The problem:
Skip the images and copy each record exactly as written.

## START Dataset rows

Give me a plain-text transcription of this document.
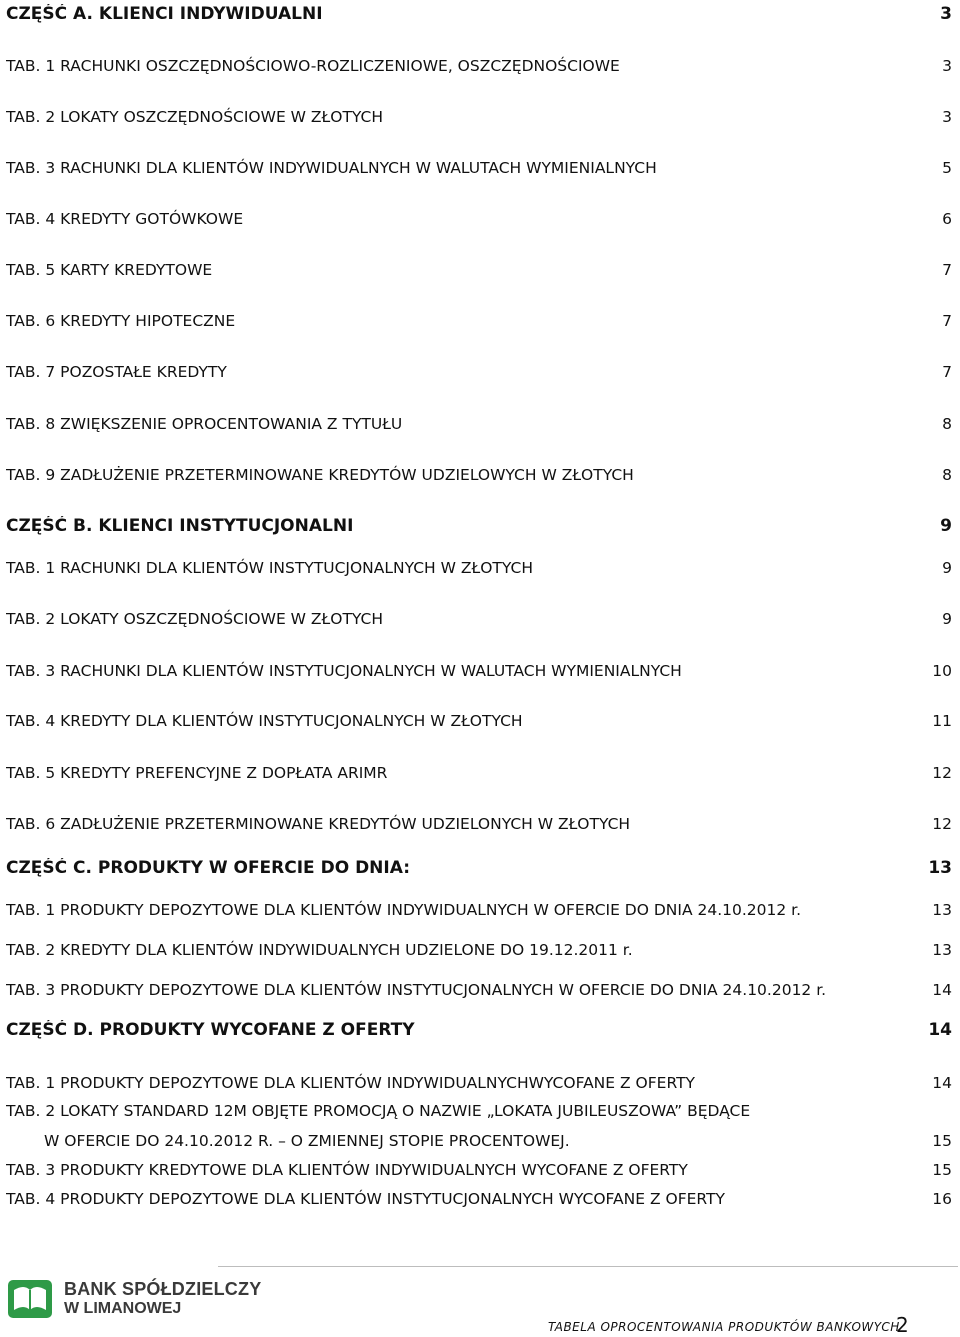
CZĘŚĆ A. KLIENCI INDYWIDUALNI	3
TAB. 1 RACHUNKI OSZCZĘDNOŚCIOWO-ROZLICZENIOWE, OSZCZĘDNOŚCIOWE	3
TAB. 2 LOKATY OSZCZĘDNOŚCIOWE W ZŁOTYCH	3
TAB. 3 RACHUNKI DLA KLIENTÓW INDYWIDUALNYCH W WALUTACH WYMIENIALNYCH	5
TAB. 4 KREDYTY GOTÓWKOWE	6
TAB. 5 KARTY KREDYTOWE	7
TAB. 6 KREDYTY HIPOTECZNE	7
TAB. 7 POZOSTAŁE KREDYTY	7
TAB. 8 ZWIĘKSZENIE OPROCENTOWANIA Z TYTUŁU	8
TAB. 9 ZADŁUŻENIE PRZETERMINOWANE KREDYTÓW UDZIELOWYCH W ZŁOTYCH	8
CZĘŚĆ B. KLIENCI INSTYTUCJONALNI	9
TAB. 1 RACHUNKI DLA KLIENTÓW INSTYTUCJONALNYCH W ZŁOTYCH	9
TAB. 2 LOKATY OSZCZĘDNOŚCIOWE W ZŁOTYCH	9
TAB. 3 RACHUNKI DLA KLIENTÓW INSTYTUCJONALNYCH W WALUTACH WYMIENIALNYCH	10
TAB. 4 KREDYTY DLA KLIENTÓW INSTYTUCJONALNYCH W ZŁOTYCH	11
TAB. 5 KREDYTY PREFENCYJNE Z DOPŁATA ARIMR	12
TAB. 6 ZADŁUŻENIE PRZETERMINOWANE KREDYTÓW UDZIELONYCH W ZŁOTYCH	12
CZĘŚĆ C. PRODUKTY W OFERCIE DO DNIA:	13
TAB. 1 PRODUKTY DEPOZYTOWE DLA KLIENTÓW INDYWIDUALNYCH W OFERCIE DO DNIA 24.10.2012 r.	13
TAB. 2 KREDYTY DLA KLIENTÓW INDYWIDUALNYCH UDZIELONE DO 19.12.2011 r.	13
TAB. 3 PRODUKTY DEPOZYTOWE DLA KLIENTÓW INSTYTUCJONALNYCH W OFERCIE DO DNIA 24.10.2012 r.	14
CZĘŚĆ D. PRODUKTY WYCOFANE Z OFERTY	14
TAB. 1 PRODUKTY DEPOZYTOWE DLA KLIENTÓW INDYWIDUALNYCHWYCOFANE Z OFERTY	14
TAB. 2 LOKATY STANDARD 12M OBJĘTE PROMOCJĄ O NAZWIE „LOKATA JUBILEUSZOWA” BĘDĄCE
W OFERCIE DO 24.10.2012 R. – O ZMIENNEJ STOPIE PROCENTOWEJ.	15
TAB. 3 PRODUKTY KREDYTOWE DLA KLIENTÓW INDYWIDUALNYCH WYCOFANE Z OFERTY	15
TAB. 4 PRODUKTY DEPOZYTOWE DLA KLIENTÓW INSTYTUCJONALNYCH WYCOFANE Z OFERTY	16
BANK SPÓŁDZIELCZY
W LIMANOWEJ
TABELA OPROCENTOWANIA PRODUKTÓW BANKOWYCH
2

## END Dataset rows

Finished task:
Give me a plain-text transcription of this document.
CZĘŚĆ A. KLIENCI INDYWIDUALNI	3
TAB. 1 RACHUNKI OSZCZĘDNOŚCIOWO-ROZLICZENIOWE, OSZCZĘDNOŚCIOWE	3
TAB. 2 LOKATY OSZCZĘDNOŚCIOWE W ZŁOTYCH	3
TAB. 3 RACHUNKI DLA KLIENTÓW INDYWIDUALNYCH W WALUTACH WYMIENIALNYCH	5
TAB. 4 KREDYTY GOTÓWKOWE	6
TAB. 5 KARTY KREDYTOWE	7
TAB. 6 KREDYTY HIPOTECZNE	7
TAB. 7 POZOSTAŁE KREDYTY	7
TAB. 8 ZWIĘKSZENIE OPROCENTOWANIA Z TYTUŁU	8
TAB. 9 ZADŁUŻENIE PRZETERMINOWANE KREDYTÓW UDZIELOWYCH W ZŁOTYCH	8
CZĘŚĆ B. KLIENCI INSTYTUCJONALNI	9
TAB. 1 RACHUNKI DLA KLIENTÓW INSTYTUCJONALNYCH W ZŁOTYCH	9
TAB. 2 LOKATY OSZCZĘDNOŚCIOWE W ZŁOTYCH	9
TAB. 3 RACHUNKI DLA KLIENTÓW INSTYTUCJONALNYCH W WALUTACH WYMIENIALNYCH	10
TAB. 4 KREDYTY DLA KLIENTÓW INSTYTUCJONALNYCH W ZŁOTYCH	11
TAB. 5 KREDYTY PREFENCYJNE Z DOPŁATA ARIMR	12
TAB. 6 ZADŁUŻENIE PRZETERMINOWANE KREDYTÓW UDZIELONYCH W ZŁOTYCH	12
CZĘŚĆ C. PRODUKTY W OFERCIE DO DNIA:	13
TAB. 1 PRODUKTY DEPOZYTOWE DLA KLIENTÓW INDYWIDUALNYCH W OFERCIE DO DNIA 24.10.2012 r.	13
TAB. 2 KREDYTY DLA KLIENTÓW INDYWIDUALNYCH UDZIELONE DO 19.12.2011 r.	13
TAB. 3 PRODUKTY DEPOZYTOWE DLA KLIENTÓW INSTYTUCJONALNYCH W OFERCIE DO DNIA 24.10.2012 r.	14
CZĘŚĆ D. PRODUKTY WYCOFANE Z OFERTY	14
TAB. 1 PRODUKTY DEPOZYTOWE DLA KLIENTÓW INDYWIDUALNYCHWYCOFANE Z OFERTY	14
TAB. 2 LOKATY STANDARD 12M OBJĘTE PROMOCJĄ O NAZWIE „LOKATA JUBILEUSZOWA” BĘDĄCE
W OFERCIE DO 24.10.2012 R. – O ZMIENNEJ STOPIE PROCENTOWEJ.	15
TAB. 3 PRODUKTY KREDYTOWE DLA KLIENTÓW INDYWIDUALNYCH WYCOFANE Z OFERTY	15
TAB. 4 PRODUKTY DEPOZYTOWE DLA KLIENTÓW INSTYTUCJONALNYCH WYCOFANE Z OFERTY	16
BANK SPÓŁDZIELCZY
W LIMANOWEJ
TABELA OPROCENTOWANIA PRODUKTÓW BANKOWYCH
2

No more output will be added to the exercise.